* STATED TASK *
Write out the records word for word, from the first line through the line that contains "series-layer: [185, 88, 882, 489]", including that line.

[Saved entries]
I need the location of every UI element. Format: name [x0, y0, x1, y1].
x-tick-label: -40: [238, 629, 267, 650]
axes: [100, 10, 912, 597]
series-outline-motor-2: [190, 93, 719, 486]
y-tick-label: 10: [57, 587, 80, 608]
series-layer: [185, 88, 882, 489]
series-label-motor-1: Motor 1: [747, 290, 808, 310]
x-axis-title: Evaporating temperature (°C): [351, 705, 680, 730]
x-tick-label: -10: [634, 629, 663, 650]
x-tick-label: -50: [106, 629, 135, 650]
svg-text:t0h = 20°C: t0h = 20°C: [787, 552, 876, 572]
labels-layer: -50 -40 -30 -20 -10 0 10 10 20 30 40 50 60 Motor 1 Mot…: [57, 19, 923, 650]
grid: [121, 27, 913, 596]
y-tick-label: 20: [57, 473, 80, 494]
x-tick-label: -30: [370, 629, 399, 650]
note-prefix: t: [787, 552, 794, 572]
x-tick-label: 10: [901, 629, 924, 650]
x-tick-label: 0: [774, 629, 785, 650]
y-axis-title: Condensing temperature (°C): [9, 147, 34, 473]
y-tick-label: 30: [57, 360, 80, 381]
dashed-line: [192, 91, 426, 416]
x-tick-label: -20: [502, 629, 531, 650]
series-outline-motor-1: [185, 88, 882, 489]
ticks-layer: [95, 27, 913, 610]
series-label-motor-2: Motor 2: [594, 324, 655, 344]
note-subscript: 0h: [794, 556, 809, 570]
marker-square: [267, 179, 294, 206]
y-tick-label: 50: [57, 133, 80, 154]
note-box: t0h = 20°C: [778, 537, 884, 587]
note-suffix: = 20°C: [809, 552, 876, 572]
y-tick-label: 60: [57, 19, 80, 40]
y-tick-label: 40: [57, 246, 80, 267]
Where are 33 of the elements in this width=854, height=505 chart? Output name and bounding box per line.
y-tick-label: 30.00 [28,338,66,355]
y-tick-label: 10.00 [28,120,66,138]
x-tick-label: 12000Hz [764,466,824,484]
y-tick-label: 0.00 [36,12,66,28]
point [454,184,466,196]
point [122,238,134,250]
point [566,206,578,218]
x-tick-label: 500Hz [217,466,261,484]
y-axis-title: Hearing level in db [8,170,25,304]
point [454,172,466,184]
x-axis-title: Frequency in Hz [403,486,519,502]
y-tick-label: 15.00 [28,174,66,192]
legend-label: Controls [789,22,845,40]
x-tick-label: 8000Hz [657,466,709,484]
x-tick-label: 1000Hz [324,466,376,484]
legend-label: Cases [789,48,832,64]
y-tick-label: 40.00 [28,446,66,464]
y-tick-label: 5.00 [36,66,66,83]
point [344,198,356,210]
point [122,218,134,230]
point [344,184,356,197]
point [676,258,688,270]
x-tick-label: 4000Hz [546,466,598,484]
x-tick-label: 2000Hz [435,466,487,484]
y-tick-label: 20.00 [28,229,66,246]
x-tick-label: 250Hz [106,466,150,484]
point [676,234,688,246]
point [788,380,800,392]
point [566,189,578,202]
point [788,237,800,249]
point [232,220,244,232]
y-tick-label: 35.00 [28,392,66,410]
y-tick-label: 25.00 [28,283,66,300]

* ANSWER IN FULL *
I need the location of every UI element. Format: name [x0, y0, x1, y1].
x-tick-label: -40: [238, 629, 267, 650]
axes: [100, 10, 912, 597]
series-outline-motor-2: [190, 93, 719, 486]
y-tick-label: 10: [57, 587, 80, 608]
series-layer: [185, 88, 882, 489]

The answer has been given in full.